<<<<

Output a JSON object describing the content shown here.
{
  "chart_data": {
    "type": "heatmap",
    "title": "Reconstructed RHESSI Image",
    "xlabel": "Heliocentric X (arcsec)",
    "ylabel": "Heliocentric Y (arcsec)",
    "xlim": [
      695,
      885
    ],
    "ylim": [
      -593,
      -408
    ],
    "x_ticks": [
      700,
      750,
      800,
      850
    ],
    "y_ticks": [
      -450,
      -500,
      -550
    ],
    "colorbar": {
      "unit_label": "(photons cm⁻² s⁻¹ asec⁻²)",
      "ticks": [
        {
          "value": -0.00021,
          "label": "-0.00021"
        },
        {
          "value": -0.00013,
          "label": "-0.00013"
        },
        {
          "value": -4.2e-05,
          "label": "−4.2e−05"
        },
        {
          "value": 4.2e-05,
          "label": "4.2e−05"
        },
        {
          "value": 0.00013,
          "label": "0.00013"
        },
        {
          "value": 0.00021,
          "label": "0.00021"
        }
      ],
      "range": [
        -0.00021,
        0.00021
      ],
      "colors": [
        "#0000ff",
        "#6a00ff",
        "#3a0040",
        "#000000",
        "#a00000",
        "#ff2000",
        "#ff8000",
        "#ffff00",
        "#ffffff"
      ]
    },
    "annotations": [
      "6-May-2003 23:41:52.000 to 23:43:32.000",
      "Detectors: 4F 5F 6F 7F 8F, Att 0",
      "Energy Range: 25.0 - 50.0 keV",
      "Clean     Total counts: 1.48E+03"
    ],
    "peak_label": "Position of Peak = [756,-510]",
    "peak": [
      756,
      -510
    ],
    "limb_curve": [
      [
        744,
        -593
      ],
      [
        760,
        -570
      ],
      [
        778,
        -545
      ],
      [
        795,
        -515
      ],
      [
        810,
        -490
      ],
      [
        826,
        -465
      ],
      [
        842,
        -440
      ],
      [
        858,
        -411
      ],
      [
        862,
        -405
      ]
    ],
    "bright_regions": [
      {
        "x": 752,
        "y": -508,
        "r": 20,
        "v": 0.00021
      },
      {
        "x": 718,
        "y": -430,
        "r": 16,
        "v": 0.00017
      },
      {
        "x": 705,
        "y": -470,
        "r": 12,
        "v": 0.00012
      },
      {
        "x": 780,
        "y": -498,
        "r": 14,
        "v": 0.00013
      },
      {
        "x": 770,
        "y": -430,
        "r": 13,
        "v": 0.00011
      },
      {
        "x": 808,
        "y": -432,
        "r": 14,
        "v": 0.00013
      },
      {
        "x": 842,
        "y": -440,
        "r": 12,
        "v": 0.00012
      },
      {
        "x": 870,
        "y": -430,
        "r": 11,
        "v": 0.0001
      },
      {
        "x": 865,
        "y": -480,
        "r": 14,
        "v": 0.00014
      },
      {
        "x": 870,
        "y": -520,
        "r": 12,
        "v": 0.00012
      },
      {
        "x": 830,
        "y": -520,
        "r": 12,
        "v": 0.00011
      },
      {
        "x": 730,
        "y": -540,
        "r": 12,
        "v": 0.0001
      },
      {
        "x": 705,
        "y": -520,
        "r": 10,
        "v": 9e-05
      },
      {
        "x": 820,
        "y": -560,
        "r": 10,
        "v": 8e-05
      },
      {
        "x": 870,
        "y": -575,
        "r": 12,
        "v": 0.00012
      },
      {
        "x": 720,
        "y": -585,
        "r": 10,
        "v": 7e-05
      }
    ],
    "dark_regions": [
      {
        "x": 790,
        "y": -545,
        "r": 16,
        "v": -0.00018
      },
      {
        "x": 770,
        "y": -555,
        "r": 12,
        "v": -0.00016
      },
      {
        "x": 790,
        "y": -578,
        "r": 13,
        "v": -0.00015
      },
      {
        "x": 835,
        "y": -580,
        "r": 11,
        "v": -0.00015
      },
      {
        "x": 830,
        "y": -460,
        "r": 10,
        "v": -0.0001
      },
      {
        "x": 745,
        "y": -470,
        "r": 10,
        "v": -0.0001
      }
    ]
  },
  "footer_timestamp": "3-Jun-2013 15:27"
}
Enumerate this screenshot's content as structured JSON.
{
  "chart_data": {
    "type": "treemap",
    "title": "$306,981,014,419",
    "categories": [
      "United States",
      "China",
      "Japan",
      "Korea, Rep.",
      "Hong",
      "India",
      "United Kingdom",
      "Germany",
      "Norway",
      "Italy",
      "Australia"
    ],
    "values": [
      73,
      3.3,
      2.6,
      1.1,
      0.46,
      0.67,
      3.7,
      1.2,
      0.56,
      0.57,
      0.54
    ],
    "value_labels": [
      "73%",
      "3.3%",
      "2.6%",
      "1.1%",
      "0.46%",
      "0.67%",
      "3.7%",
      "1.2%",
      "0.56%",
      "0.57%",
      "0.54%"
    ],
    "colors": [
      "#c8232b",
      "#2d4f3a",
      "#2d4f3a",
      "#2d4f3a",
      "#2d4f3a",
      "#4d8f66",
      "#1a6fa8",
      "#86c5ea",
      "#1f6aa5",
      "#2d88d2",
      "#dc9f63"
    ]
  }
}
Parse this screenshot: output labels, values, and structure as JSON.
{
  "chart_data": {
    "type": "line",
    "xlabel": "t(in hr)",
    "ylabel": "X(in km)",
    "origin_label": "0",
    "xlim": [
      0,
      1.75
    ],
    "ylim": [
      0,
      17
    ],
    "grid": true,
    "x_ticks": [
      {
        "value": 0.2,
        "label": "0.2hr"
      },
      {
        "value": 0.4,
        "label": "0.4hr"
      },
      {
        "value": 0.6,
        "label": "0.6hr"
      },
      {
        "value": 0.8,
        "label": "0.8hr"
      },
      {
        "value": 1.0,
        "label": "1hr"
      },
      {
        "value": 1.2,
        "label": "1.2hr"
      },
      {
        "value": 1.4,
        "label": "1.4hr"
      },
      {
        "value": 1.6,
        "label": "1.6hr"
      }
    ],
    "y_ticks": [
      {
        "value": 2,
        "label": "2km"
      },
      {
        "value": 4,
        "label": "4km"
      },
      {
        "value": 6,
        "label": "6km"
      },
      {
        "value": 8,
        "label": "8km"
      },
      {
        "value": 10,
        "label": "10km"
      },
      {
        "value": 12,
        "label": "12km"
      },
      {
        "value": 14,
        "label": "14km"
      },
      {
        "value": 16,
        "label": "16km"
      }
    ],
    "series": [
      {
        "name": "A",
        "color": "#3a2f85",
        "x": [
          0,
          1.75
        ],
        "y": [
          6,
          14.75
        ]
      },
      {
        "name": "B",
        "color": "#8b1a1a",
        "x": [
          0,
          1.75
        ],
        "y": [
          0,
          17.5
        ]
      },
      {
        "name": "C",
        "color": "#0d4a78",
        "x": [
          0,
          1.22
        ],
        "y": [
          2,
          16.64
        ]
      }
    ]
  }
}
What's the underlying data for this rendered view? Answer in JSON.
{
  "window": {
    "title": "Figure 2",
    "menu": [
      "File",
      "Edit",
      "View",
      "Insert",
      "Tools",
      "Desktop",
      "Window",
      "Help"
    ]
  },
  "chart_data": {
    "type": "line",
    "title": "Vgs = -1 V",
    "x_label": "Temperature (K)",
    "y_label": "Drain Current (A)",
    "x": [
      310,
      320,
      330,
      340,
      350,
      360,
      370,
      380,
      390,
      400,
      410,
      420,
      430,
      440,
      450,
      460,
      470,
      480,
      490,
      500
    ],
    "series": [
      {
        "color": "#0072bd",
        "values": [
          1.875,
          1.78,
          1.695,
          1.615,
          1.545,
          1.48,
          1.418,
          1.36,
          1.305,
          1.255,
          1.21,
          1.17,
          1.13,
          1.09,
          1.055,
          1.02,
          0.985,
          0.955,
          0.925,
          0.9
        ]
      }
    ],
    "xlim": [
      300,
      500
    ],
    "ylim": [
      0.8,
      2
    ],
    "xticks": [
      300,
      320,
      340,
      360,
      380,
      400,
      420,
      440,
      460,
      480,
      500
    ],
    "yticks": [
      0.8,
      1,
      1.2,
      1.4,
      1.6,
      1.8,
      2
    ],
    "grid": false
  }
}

>>>>

WHAT TO WORK ON =
From the listing above, copy out each line where the word "JSON" appears.

SOLUTION TO THE PROBLEM =
Output a JSON object describing the content shown here.
Enumerate this screenshot's content as structured JSON.
Parse this screenshot: output labels, values, and structure as JSON.
What's the underlying data for this rendered view? Answer in JSON.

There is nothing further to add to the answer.